Auszug zum Lesen:
=======

Wien - "Warum darf ich nicht mit ihnen musizieren? Ich gehöre doch dazu! Ich bin doch der Konzertmeister!" Diese Worte soll Arnold Rosé ausgerufen haben, als der 74-Jährige, über viele Jahrzehnte einer der bedeutendsten Geiger, sich unmittelbar nach dem "Anschluss" plötzlich von seinem Orchester ausgeschlossen sah. Rosé gelang die Flucht nach London; seine Tochter Alma wurde in Auschwitz ermordet.

1938 ging ein tiefer Riss durch alle Bereiche der österreichischen Gesellschaft und also auch durch die Wiener Philharmoniker. Ein neues Buch verdeutlicht dies bereits durch sein Cover: Es zeigt das Orchester mit dem Dirigenten Arturo Toscanini, einem der wenigen, der sich dem Wahnsinn von Anfang an widersetzte. Das Foto ist zerrissen: Sinnbild für den plötzlichen Bruch, den der "Anschluss" zur Realität machte.

=======

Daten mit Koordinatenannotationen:
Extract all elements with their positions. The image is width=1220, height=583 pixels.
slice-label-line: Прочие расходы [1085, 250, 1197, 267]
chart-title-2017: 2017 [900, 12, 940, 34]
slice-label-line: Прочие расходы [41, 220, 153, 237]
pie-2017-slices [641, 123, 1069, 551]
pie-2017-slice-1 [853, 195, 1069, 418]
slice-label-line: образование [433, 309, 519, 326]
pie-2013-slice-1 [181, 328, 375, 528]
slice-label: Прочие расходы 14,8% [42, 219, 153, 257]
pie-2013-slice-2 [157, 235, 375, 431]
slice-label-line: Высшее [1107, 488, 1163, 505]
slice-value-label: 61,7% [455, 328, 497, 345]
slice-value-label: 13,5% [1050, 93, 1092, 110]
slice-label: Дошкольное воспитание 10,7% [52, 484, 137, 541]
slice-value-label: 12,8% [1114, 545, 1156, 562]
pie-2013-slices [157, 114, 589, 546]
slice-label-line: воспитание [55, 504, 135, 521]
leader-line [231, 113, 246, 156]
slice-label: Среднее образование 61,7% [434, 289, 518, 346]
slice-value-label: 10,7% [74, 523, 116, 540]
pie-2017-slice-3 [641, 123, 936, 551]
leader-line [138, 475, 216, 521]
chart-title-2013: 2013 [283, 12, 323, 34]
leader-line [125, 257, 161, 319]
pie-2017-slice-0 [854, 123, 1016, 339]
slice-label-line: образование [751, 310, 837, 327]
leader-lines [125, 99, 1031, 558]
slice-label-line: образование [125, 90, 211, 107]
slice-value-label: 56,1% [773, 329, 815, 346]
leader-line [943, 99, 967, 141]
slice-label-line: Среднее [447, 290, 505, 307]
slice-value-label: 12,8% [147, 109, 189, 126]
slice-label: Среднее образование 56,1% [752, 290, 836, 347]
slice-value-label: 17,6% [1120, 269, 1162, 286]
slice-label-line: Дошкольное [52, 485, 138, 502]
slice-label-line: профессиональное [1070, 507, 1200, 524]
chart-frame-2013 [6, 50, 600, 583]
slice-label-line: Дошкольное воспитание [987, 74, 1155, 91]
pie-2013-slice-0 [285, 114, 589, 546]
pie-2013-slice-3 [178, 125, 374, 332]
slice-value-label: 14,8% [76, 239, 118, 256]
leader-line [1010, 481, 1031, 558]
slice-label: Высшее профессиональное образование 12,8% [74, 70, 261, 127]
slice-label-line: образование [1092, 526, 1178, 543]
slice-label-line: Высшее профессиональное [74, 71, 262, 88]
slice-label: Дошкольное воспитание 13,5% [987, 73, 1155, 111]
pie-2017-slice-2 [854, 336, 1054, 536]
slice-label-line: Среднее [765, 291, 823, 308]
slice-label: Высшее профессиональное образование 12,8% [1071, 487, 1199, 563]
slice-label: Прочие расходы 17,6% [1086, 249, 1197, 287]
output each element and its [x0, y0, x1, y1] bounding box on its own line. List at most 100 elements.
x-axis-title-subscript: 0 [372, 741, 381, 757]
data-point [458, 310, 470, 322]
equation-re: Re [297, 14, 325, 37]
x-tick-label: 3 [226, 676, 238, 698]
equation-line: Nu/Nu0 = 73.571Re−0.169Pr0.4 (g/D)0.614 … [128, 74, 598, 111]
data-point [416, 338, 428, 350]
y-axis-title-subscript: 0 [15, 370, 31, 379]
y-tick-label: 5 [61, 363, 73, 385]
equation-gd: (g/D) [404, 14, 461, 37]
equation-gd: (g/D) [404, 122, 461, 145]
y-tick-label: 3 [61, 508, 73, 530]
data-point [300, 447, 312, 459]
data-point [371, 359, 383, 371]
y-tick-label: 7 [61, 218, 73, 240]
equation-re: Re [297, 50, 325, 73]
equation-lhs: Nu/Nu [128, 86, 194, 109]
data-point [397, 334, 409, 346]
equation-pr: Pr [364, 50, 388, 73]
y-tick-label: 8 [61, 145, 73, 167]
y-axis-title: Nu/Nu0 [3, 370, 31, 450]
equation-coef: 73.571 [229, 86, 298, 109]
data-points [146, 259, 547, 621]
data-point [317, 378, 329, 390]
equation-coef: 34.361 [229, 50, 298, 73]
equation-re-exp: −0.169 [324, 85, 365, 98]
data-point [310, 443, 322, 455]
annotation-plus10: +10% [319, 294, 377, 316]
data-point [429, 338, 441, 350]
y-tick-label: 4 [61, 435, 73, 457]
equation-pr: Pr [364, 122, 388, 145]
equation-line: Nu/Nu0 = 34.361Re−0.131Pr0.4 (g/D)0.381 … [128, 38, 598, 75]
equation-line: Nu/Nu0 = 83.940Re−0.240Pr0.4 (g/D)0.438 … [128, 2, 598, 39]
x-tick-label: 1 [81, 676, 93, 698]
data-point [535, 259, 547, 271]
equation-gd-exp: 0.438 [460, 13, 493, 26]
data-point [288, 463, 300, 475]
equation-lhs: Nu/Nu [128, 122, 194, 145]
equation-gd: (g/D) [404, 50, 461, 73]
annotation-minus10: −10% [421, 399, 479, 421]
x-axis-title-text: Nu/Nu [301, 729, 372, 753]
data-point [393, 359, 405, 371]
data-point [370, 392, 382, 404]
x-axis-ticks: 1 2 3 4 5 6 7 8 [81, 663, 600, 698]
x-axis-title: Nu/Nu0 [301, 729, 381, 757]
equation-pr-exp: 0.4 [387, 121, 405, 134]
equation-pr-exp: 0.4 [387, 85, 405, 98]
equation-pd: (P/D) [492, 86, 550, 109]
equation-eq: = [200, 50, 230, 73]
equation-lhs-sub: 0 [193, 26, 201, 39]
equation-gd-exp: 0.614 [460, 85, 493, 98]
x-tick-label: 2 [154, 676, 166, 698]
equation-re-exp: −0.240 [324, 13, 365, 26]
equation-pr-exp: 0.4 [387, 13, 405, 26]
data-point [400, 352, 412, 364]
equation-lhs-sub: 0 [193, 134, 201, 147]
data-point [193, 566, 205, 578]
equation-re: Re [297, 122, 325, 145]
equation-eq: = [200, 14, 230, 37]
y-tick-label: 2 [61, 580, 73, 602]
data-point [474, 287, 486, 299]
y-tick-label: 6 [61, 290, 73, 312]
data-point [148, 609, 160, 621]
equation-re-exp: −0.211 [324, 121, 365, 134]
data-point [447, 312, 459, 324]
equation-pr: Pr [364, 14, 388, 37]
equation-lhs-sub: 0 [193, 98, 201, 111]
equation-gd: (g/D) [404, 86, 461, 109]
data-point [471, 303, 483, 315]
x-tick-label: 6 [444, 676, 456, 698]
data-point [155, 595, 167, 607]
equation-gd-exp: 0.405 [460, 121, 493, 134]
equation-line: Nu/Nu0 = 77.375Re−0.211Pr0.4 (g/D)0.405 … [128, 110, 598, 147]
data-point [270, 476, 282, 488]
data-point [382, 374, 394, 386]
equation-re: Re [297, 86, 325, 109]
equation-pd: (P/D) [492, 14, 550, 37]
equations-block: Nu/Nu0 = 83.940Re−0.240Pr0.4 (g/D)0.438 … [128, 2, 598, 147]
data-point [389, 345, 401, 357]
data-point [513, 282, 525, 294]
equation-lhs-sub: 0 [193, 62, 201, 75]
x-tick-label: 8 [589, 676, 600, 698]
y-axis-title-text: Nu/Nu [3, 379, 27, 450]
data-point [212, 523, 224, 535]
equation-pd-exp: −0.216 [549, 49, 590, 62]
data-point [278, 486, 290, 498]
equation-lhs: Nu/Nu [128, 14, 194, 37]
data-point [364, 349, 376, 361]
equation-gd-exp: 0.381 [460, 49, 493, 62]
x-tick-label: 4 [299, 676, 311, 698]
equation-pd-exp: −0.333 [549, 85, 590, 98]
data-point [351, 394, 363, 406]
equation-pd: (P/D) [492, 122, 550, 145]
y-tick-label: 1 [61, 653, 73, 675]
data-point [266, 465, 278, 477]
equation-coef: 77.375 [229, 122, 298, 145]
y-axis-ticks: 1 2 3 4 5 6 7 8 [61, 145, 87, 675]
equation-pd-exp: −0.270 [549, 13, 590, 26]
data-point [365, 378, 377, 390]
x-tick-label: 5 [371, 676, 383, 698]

=======

Aufgabe:
Welcher Dirigent ist laut dem Text über die Wiener Philharmoniker im Jahr 1938 auf dem Cover des neuen Buches mit dem Orchester zu sehen?

Erwartete Antwort:
Arturo Toscanini.